§ **What you need to do**: How many lines in the records below hold the string "screenshot"? Answer with the number alone.

______

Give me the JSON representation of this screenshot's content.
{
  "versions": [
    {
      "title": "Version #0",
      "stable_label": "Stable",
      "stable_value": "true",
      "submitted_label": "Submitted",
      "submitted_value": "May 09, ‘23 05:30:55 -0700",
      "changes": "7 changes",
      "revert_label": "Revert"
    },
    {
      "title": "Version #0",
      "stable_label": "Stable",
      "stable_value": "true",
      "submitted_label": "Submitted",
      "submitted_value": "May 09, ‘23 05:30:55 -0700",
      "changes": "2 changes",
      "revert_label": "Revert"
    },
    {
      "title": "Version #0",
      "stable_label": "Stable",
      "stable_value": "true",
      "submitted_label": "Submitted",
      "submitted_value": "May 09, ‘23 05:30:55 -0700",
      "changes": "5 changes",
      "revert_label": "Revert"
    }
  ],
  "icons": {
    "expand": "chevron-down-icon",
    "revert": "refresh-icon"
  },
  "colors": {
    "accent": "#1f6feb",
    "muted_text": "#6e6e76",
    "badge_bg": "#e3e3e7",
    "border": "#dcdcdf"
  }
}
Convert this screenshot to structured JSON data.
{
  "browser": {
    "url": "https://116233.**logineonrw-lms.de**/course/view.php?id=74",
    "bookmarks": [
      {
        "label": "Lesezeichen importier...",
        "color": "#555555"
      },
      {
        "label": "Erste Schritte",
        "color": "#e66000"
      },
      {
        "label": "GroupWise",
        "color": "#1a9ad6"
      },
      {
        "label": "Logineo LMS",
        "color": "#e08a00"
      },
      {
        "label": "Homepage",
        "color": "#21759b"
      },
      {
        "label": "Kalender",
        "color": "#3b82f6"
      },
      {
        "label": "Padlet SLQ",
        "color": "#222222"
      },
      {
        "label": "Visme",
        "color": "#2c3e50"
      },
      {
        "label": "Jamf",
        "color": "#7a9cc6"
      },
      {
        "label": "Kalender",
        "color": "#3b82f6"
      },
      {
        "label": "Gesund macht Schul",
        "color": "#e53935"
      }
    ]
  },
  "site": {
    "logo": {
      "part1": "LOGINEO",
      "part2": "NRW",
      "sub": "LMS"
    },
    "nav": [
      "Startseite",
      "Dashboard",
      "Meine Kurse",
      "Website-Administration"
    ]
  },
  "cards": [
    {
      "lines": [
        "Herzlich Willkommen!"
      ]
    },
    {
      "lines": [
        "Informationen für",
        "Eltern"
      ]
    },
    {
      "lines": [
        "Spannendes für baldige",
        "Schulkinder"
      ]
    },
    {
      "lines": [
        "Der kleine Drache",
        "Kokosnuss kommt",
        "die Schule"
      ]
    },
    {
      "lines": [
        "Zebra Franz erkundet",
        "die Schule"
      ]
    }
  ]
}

______

§ **Written solution**: 2